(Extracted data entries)
"""

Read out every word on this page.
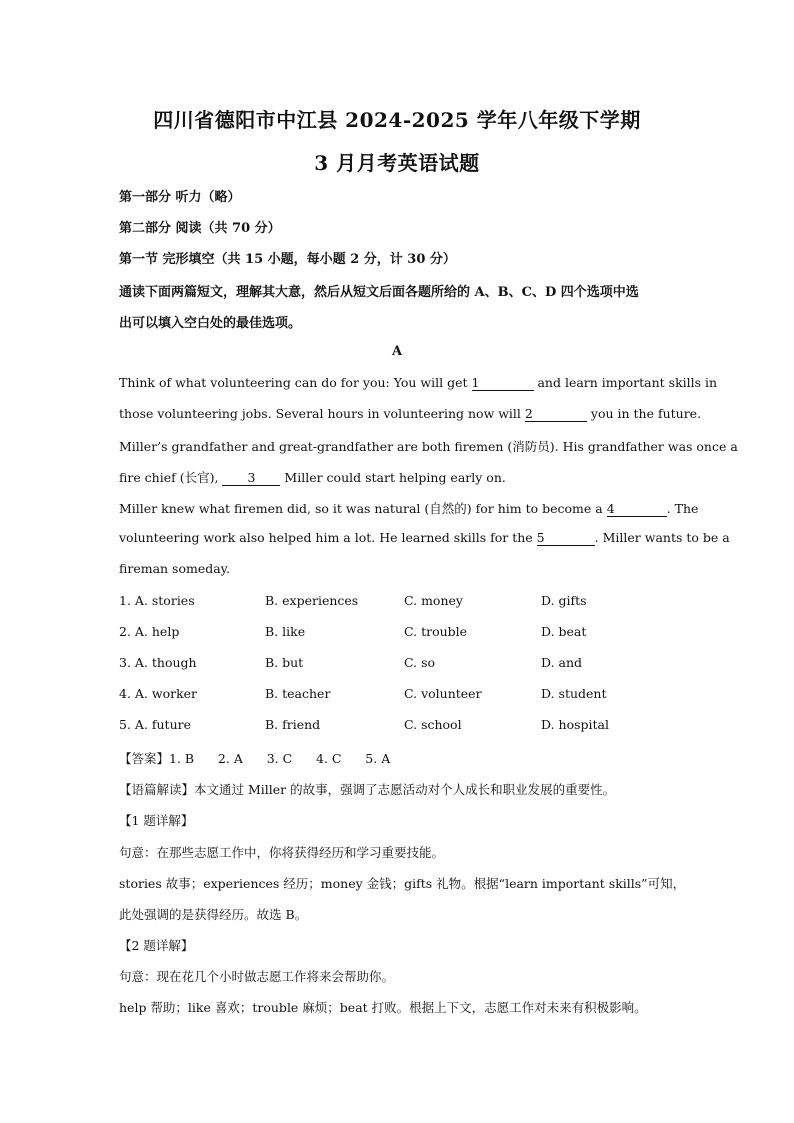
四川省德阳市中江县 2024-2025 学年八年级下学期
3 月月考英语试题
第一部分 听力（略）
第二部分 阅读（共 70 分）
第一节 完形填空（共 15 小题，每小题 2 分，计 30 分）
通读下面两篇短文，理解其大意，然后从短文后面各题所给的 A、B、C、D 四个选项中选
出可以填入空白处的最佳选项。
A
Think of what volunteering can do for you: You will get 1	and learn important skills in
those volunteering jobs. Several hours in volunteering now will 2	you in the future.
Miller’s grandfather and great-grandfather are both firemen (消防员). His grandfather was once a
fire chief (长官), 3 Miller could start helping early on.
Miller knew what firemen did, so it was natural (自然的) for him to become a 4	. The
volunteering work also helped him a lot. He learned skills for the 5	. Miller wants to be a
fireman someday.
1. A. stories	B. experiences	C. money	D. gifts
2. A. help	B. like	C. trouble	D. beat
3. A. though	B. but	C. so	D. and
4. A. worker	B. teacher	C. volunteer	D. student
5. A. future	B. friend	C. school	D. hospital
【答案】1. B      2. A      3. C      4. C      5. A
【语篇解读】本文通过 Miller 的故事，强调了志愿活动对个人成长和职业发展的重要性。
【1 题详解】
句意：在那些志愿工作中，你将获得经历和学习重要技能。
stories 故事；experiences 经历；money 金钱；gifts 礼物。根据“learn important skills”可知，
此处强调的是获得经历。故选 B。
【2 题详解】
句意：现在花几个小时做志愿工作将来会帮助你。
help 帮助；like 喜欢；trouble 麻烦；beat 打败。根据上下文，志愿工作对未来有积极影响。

"""

## PROBLEM
Write every entry out again exactly, dropping the pictures.

## TASK RESULT
Read out every word on this page.
四川省德阳市中江县 2024-2025 学年八年级下学期
3 月月考英语试题
第一部分 听力（略）
第二部分 阅读（共 70 分）
第一节 完形填空（共 15 小题，每小题 2 分，计 30 分）
通读下面两篇短文，理解其大意，然后从短文后面各题所给的 A、B、C、D 四个选项中选
出可以填入空白处的最佳选项。
A
Think of what volunteering can do for you: You will get 1	and learn important skills in
those volunteering jobs. Several hours in volunteering now will 2	you in the future.
Miller’s grandfather and great-grandfather are both firemen (消防员). His grandfather was once a
fire chief (长官), 3 Miller could start helping early on.
Miller knew what firemen did, so it was natural (自然的) for him to become a 4	. The
volunteering work also helped him a lot. He learned skills for the 5	. Miller wants to be a
fireman someday.
1. A. stories	B. experiences	C. money	D. gifts
2. A. help	B. like	C. trouble	D. beat
3. A. though	B. but	C. so	D. and
4. A. worker	B. teacher	C. volunteer	D. student
5. A. future	B. friend	C. school	D. hospital
【答案】1. B      2. A      3. C      4. C      5. A
【语篇解读】本文通过 Miller 的故事，强调了志愿活动对个人成长和职业发展的重要性。
【1 题详解】
句意：在那些志愿工作中，你将获得经历和学习重要技能。
stories 故事；experiences 经历；money 金钱；gifts 礼物。根据“learn important skills”可知，
此处强调的是获得经历。故选 B。
【2 题详解】
句意：现在花几个小时做志愿工作将来会帮助你。
help 帮助；like 喜欢；trouble 麻烦；beat 打败。根据上下文，志愿工作对未来有积极影响。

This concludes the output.